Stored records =
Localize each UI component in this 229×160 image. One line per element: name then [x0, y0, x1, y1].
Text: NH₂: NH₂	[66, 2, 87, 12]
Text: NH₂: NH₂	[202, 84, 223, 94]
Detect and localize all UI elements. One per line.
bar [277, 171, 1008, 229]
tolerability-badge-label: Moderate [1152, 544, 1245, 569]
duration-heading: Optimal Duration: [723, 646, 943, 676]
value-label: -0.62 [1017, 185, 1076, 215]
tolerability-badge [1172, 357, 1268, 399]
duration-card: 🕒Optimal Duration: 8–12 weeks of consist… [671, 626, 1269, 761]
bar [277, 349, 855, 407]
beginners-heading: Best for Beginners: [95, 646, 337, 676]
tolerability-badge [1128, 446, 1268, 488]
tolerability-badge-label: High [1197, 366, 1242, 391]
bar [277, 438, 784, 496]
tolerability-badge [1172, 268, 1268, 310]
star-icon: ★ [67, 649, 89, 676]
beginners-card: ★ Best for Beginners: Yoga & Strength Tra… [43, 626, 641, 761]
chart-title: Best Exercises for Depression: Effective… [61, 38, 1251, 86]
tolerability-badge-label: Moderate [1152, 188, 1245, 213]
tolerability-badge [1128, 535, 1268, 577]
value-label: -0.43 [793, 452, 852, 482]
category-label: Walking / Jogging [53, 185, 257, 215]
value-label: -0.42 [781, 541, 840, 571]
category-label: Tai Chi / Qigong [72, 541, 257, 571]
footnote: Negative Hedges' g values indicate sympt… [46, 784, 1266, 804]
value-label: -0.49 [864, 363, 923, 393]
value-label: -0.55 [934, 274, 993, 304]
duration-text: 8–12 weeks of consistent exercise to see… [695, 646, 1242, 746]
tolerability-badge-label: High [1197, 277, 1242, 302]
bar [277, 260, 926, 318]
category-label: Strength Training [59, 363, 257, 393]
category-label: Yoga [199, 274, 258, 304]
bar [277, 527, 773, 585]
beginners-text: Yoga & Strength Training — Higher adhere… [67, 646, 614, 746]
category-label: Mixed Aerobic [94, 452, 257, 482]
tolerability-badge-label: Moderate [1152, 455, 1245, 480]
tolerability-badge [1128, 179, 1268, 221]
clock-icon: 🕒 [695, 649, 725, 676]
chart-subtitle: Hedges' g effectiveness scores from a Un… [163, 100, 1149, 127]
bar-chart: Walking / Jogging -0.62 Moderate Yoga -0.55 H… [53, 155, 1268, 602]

PROBLEM REQUIREMENTS = Return every one of the stored items above, line for line, without changing anything.

SOLVED EXERCISE =
Localize each UI component in this 229×160 image. One line per element: name then [x0, y0, x1, y1].
Text: NH₂: NH₂	[66, 2, 87, 12]
Text: NH₂: NH₂	[202, 84, 223, 94]
Detect and localize all UI elements. One per line.
bar [277, 171, 1008, 229]
tolerability-badge-label: Moderate [1152, 544, 1245, 569]
duration-heading: Optimal Duration: [723, 646, 943, 676]
value-label: -0.62 [1017, 185, 1076, 215]
tolerability-badge [1172, 357, 1268, 399]
duration-card: 🕒Optimal Duration: 8–12 weeks of consist… [671, 626, 1269, 761]
bar [277, 349, 855, 407]
beginners-heading: Best for Beginners: [95, 646, 337, 676]
tolerability-badge [1128, 446, 1268, 488]
tolerability-badge-label: High [1197, 366, 1242, 391]
bar [277, 438, 784, 496]
tolerability-badge [1172, 268, 1268, 310]
star-icon: ★ [67, 649, 89, 676]
beginners-card: ★ Best for Beginners: Yoga & Strength Tra… [43, 626, 641, 761]
chart-title: Best Exercises for Depression: Effective… [61, 38, 1251, 86]
tolerability-badge-label: Moderate [1152, 188, 1245, 213]
tolerability-badge [1128, 535, 1268, 577]
value-label: -0.43 [793, 452, 852, 482]
category-label: Walking / Jogging [53, 185, 257, 215]
value-label: -0.42 [781, 541, 840, 571]
category-label: Tai Chi / Qigong [72, 541, 257, 571]
footnote: Negative Hedges' g values indicate sympt… [46, 784, 1266, 804]
value-label: -0.49 [864, 363, 923, 393]
value-label: -0.55 [934, 274, 993, 304]
duration-text: 8–12 weeks of consistent exercise to see… [695, 646, 1242, 746]
tolerability-badge-label: High [1197, 277, 1242, 302]
bar [277, 260, 926, 318]
category-label: Strength Training [59, 363, 257, 393]
category-label: Yoga [199, 274, 258, 304]
bar [277, 527, 773, 585]
beginners-text: Yoga & Strength Training — Higher adhere… [67, 646, 614, 746]
category-label: Mixed Aerobic [94, 452, 257, 482]
tolerability-badge-label: Moderate [1152, 455, 1245, 480]
tolerability-badge [1128, 179, 1268, 221]
clock-icon: 🕒 [695, 649, 725, 676]
chart-subtitle: Hedges' g effectiveness scores from a Un… [163, 100, 1149, 127]
bar-chart: Walking / Jogging -0.62 Moderate Yoga -0.55 H… [53, 155, 1268, 602]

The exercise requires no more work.